··· Available records

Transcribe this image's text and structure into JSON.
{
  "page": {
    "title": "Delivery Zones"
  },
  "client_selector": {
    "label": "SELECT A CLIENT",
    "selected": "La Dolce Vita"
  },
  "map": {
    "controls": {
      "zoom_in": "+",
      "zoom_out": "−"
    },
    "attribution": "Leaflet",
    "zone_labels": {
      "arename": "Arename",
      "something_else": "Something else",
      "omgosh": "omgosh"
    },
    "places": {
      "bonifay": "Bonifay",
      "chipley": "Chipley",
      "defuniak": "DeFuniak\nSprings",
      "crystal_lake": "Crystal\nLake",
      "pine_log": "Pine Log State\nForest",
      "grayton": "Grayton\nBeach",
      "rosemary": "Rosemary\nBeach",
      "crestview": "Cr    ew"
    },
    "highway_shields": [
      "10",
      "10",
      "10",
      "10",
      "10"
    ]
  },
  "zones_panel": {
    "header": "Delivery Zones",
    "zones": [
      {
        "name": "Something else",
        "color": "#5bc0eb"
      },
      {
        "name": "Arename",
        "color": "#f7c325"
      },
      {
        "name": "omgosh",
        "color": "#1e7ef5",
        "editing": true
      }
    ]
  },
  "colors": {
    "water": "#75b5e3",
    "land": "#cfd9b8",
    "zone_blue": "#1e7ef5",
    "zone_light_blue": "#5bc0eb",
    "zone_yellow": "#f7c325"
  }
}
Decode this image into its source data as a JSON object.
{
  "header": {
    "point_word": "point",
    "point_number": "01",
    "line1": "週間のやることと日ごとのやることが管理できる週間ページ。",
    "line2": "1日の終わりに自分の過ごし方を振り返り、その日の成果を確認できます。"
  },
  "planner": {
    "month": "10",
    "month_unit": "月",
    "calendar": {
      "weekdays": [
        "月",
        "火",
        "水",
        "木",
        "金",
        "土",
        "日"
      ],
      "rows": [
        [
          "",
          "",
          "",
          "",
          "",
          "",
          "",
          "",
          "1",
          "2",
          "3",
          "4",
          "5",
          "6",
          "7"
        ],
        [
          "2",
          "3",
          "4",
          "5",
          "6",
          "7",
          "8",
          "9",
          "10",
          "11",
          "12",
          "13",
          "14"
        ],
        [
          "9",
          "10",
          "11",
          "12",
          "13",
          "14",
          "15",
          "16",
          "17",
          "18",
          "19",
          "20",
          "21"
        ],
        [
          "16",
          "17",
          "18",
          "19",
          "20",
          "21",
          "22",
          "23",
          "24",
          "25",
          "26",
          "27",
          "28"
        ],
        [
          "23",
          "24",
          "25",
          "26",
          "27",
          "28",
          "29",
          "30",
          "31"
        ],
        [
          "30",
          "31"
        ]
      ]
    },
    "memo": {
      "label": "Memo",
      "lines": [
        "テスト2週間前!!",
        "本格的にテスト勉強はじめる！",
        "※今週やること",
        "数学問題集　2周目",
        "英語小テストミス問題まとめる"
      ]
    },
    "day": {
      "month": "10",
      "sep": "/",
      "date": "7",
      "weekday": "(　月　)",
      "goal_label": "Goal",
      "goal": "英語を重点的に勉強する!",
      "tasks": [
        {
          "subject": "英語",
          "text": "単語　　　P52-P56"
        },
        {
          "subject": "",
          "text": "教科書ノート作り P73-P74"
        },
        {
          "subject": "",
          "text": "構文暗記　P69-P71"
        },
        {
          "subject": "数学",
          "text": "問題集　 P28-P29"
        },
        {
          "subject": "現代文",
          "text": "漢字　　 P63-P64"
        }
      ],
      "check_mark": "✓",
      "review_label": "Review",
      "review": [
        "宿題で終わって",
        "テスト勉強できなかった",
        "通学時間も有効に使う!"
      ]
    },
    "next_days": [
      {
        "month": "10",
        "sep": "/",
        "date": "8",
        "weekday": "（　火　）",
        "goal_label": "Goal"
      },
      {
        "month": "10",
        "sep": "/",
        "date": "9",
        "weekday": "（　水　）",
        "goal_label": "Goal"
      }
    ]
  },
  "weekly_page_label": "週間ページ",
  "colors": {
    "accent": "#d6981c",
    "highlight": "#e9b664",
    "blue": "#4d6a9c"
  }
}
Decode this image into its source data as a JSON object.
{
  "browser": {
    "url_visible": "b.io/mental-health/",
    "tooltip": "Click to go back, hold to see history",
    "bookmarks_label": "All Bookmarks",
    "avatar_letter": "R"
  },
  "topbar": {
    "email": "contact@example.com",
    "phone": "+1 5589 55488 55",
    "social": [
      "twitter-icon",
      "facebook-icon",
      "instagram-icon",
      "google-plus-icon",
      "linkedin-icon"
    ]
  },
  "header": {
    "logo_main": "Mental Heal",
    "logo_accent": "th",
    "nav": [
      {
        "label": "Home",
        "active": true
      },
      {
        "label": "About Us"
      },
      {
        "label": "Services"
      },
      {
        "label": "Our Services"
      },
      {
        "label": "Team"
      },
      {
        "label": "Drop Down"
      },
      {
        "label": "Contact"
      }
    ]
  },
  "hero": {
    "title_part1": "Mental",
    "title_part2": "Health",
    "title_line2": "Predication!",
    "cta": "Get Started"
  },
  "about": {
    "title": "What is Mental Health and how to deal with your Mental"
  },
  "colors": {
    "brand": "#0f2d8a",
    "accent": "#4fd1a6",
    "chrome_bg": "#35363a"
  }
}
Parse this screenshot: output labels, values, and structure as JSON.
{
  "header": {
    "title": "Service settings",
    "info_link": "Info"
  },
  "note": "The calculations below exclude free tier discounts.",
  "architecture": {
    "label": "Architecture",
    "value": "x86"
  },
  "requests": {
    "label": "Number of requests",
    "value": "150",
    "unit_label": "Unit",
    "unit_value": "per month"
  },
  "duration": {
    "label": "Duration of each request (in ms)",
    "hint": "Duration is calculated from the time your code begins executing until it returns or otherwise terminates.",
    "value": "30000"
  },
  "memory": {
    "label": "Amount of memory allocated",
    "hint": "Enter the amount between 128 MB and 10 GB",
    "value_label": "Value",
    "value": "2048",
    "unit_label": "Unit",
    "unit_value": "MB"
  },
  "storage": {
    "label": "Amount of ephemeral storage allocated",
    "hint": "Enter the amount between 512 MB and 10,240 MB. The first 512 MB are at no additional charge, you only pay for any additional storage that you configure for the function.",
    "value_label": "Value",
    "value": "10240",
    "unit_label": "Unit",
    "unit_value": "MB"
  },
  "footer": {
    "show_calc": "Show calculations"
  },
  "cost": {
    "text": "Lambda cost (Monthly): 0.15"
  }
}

······

§ What is asked
Without omitting anything, output the entries exactly.

§ Worked solution
Transcribe this image's text and structure into JSON.
{
  "page": {
    "title": "Delivery Zones"
  },
  "client_selector": {
    "label": "SELECT A CLIENT",
    "selected": "La Dolce Vita"
  },
  "map": {
    "controls": {
      "zoom_in": "+",
      "zoom_out": "−"
    },
    "attribution": "Leaflet",
    "zone_labels": {
      "arename": "Arename",
      "something_else": "Something else",
      "omgosh": "omgosh"
    },
    "places": {
      "bonifay": "Bonifay",
      "chipley": "Chipley",
      "defuniak": "DeFuniak\nSprings",
      "crystal_lake": "Crystal\nLake",
      "pine_log": "Pine Log State\nForest",
      "grayton": "Grayton\nBeach",
      "rosemary": "Rosemary\nBeach",
      "crestview": "Cr    ew"
    },
    "highway_shields": [
      "10",
      "10",
      "10",
      "10",
      "10"
    ]
  },
  "zones_panel": {
    "header": "Delivery Zones",
    "zones": [
      {
        "name": "Something else",
        "color": "#5bc0eb"
      },
      {
        "name": "Arename",
        "color": "#f7c325"
      },
      {
        "name": "omgosh",
        "color": "#1e7ef5",
        "editing": true
      }
    ]
  },
  "colors": {
    "water": "#75b5e3",
    "land": "#cfd9b8",
    "zone_blue": "#1e7ef5",
    "zone_light_blue": "#5bc0eb",
    "zone_yellow": "#f7c325"
  }
}
Decode this image into its source data as a JSON object.
{
  "header": {
    "point_word": "point",
    "point_number": "01",
    "line1": "週間のやることと日ごとのやることが管理できる週間ページ。",
    "line2": "1日の終わりに自分の過ごし方を振り返り、その日の成果を確認できます。"
  },
  "planner": {
    "month": "10",
    "month_unit": "月",
    "calendar": {
      "weekdays": [
        "月",
        "火",
        "水",
        "木",
        "金",
        "土",
        "日"
      ],
      "rows": [
        [
          "",
          "",
          "",
          "",
          "",
          "",
          "",
          "",
          "1",
          "2",
          "3",
          "4",
          "5",
          "6",
          "7"
        ],
        [
          "2",
          "3",
          "4",
          "5",
          "6",
          "7",
          "8",
          "9",
          "10",
          "11",
          "12",
          "13",
          "14"
        ],
        [
          "9",
          "10",
          "11",
          "12",
          "13",
          "14",
          "15",
          "16",
          "17",
          "18",
          "19",
          "20",
          "21"
        ],
        [
          "16",
          "17",
          "18",
          "19",
          "20",
          "21",
          "22",
          "23",
          "24",
          "25",
          "26",
          "27",
          "28"
        ],
        [
          "23",
          "24",
          "25",
          "26",
          "27",
          "28",
          "29",
          "30",
          "31"
        ],
        [
          "30",
          "31"
        ]
      ]
    },
    "memo": {
      "label": "Memo",
      "lines": [
        "テスト2週間前!!",
        "本格的にテスト勉強はじめる！",
        "※今週やること",
        "数学問題集　2周目",
        "英語小テストミス問題まとめる"
      ]
    },
    "day": {
      "month": "10",
      "sep": "/",
      "date": "7",
      "weekday": "(　月　)",
      "goal_label": "Goal",
      "goal": "英語を重点的に勉強する!",
      "tasks": [
        {
          "subject": "英語",
          "text": "単語　　　P52-P56"
        },
        {
          "subject": "",
          "text": "教科書ノート作り P73-P74"
        },
        {
          "subject": "",
          "text": "構文暗記　P69-P71"
        },
        {
          "subject": "数学",
          "text": "問題集　 P28-P29"
        },
        {
          "subject": "現代文",
          "text": "漢字　　 P63-P64"
        }
      ],
      "check_mark": "✓",
      "review_label": "Review",
      "review": [
        "宿題で終わって",
        "テスト勉強できなかった",
        "通学時間も有効に使う!"
      ]
    },
    "next_days": [
      {
        "month": "10",
        "sep": "/",
        "date": "8",
        "weekday": "（　火　）",
        "goal_label": "Goal"
      },
      {
        "month": "10",
        "sep": "/",
        "date": "9",
        "weekday": "（　水　）",
        "goal_label": "Goal"
      }
    ]
  },
  "weekly_page_label": "週間ページ",
  "colors": {
    "accent": "#d6981c",
    "highlight": "#e9b664",
    "blue": "#4d6a9c"
  }
}
Decode this image into its source data as a JSON object.
{
  "browser": {
    "url_visible": "b.io/mental-health/",
    "tooltip": "Click to go back, hold to see history",
    "bookmarks_label": "All Bookmarks",
    "avatar_letter": "R"
  },
  "topbar": {
    "email": "contact@example.com",
    "phone": "+1 5589 55488 55",
    "social": [
      "twitter-icon",
      "facebook-icon",
      "instagram-icon",
      "google-plus-icon",
      "linkedin-icon"
    ]
  },
  "header": {
    "logo_main": "Mental Heal",
    "logo_accent": "th",
    "nav": [
      {
        "label": "Home",
        "active": true
      },
      {
        "label": "About Us"
      },
      {
        "label": "Services"
      },
      {
        "label": "Our Services"
      },
      {
        "label": "Team"
      },
      {
        "label": "Drop Down"
      },
      {
        "label": "Contact"
      }
    ]
  },
  "hero": {
    "title_part1": "Mental",
    "title_part2": "Health",
    "title_line2": "Predication!",
    "cta": "Get Started"
  },
  "about": {
    "title": "What is Mental Health and how to deal with your Mental"
  },
  "colors": {
    "brand": "#0f2d8a",
    "accent": "#4fd1a6",
    "chrome_bg": "#35363a"
  }
}
Parse this screenshot: output labels, values, and structure as JSON.
{
  "header": {
    "title": "Service settings",
    "info_link": "Info"
  },
  "note": "The calculations below exclude free tier discounts.",
  "architecture": {
    "label": "Architecture",
    "value": "x86"
  },
  "requests": {
    "label": "Number of requests",
    "value": "150",
    "unit_label": "Unit",
    "unit_value": "per month"
  },
  "duration": {
    "label": "Duration of each request (in ms)",
    "hint": "Duration is calculated from the time your code begins executing until it returns or otherwise terminates.",
    "value": "30000"
  },
  "memory": {
    "label": "Amount of memory allocated",
    "hint": "Enter the amount between 128 MB and 10 GB",
    "value_label": "Value",
    "value": "2048",
    "unit_label": "Unit",
    "unit_value": "MB"
  },
  "storage": {
    "label": "Amount of ephemeral storage allocated",
    "hint": "Enter the amount between 512 MB and 10,240 MB. The first 512 MB are at no additional charge, you only pay for any additional storage that you configure for the function.",
    "value_label": "Value",
    "value": "10240",
    "unit_label": "Unit",
    "unit_value": "MB"
  },
  "footer": {
    "show_calc": "Show calculations"
  },
  "cost": {
    "text": "Lambda cost (Monthly): 0.15"
  }
}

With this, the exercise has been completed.